* _分析用テキスト_:
それとは別に、疼痛は、例えば神経圧迫又は神経腫形成のような、進行中の末梢のプロセス又は病理から生じ得る。
【0101】
これらの神経因性疼痛と関係のある疼痛は、深部痛、すなわちしばしば電撃痛を伴う自発性の灼熱痛である。他の痛覚、例えば知覚過敏、痛覚過敏、異痛(非侵害性刺激から生じる疼痛)及び痛覚異常鋭敏(特に不快な過剰疼痛応答)も、神経因性疼痛を経験している患者によって感じられるかもしれない。
【0102】
本発明の化合物は、神経因性疼痛に罹っている患者に対して、鎮痛有効量で投与される。これらの量は、上記した治療有効量と同量である。
【0103】
式Iの化合物が治療において有用である患者が経験する別のタイプの疾患は、頭痛、特に片頭痛である。
片頭痛は、頭痛の反復性発作を特徴とする発作性障害であって、視覚障害又はGI障害と関係があることがある。片頭痛では、疼痛は、通常は広汎性であるが、片側性で拍動性の痛みであることもあって、一方の眼の周囲から始まり、次に片側又は両側を含む頭部全体に広がる。

* _内容の確認_:
1. 疼痛と片頭痛に関する本文によれば、片頭痛は何を特徴とする発作性障害とされているか答えてください。
2. 疼痛と片頭痛に関する本文を最後の文の後から引き継いで、続きを書いてください。

* _提供データ_:
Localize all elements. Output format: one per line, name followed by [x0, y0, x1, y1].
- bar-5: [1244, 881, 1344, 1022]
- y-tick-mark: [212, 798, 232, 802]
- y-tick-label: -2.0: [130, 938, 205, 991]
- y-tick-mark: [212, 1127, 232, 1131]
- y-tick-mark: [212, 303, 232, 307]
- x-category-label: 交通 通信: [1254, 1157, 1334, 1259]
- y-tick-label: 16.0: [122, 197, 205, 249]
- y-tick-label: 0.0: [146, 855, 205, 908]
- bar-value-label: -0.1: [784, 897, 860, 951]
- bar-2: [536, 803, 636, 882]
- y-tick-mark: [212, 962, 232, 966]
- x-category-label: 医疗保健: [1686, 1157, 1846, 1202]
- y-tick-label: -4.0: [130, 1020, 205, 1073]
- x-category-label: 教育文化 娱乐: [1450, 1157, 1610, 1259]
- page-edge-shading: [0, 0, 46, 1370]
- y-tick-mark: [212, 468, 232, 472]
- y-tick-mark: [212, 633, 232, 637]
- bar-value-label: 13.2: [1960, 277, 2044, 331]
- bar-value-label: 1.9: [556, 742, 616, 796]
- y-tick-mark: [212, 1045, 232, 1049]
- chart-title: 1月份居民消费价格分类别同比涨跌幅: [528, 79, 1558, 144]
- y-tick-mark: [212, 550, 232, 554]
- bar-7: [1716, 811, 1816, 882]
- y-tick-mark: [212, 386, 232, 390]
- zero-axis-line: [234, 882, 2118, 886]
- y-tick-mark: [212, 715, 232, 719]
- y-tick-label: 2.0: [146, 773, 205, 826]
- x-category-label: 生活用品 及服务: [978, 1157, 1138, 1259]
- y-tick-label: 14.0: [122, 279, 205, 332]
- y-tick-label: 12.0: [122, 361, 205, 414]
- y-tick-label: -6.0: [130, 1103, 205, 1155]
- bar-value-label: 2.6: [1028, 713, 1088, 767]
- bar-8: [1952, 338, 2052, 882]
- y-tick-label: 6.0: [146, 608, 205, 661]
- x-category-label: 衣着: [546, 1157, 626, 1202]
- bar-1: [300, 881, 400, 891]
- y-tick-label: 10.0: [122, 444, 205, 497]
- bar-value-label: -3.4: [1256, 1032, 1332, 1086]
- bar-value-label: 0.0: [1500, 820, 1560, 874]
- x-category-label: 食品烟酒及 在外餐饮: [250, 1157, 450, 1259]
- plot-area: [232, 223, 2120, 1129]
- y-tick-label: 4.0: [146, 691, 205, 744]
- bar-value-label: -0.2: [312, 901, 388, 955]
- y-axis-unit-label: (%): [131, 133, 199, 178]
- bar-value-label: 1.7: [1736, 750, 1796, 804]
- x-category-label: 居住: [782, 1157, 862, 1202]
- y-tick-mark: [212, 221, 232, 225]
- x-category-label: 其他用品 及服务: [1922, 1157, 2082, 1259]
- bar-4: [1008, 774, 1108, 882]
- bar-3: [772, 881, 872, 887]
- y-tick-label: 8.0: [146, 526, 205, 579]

* _出力結果_:
1. 頭痛の反復性発作を特徴とする発作性障害です。

2.
【0104】
いくつかの重症な場合では、食欲不振、悪心と嘔吐、及び羞明を伴う。更に、四肢は、冷たく且つチアノーゼを呈し、患者は過敏になる。更に、頭皮の動脈は隆起し、その脈動の振幅は増大する。
【0105】
式Iの化合物は、片頭痛の予防と治療、及び片頭痛に伴う疼痛を軽減するのに有用である。前記化合物は、疼痛を軽減するのに有効な量で、片頭痛患者に投与される。それらの量は、上記した治療有効量に等しい。治療有効量に関する考察は、片頭痛の治療及び/又は予防に適用可能であって、本明細書でも取り入れている。
【0106】
本発明の化合物は、双極性障害の患者を治療する場合にも有用である。双極性障害は、通常は鬱で始まり、特徴として病気の過程中に少なくとも1つの意気軒昂な時期がある。双極I型障害では、主要な鬱発症と本格的な躁が交代する。双極II型障害では、比較的短い期間に、鬱発症が軽躁病(すなわち、穏やかで非精神病性の興奮期間)と交代する。これらの障害は、典型的には、過眠症及び過食を経験する患者に併発し、これらの形質は、季節性で再発することがある。更に、該患者は、不眠症及び食欲不振に悩まされることがある。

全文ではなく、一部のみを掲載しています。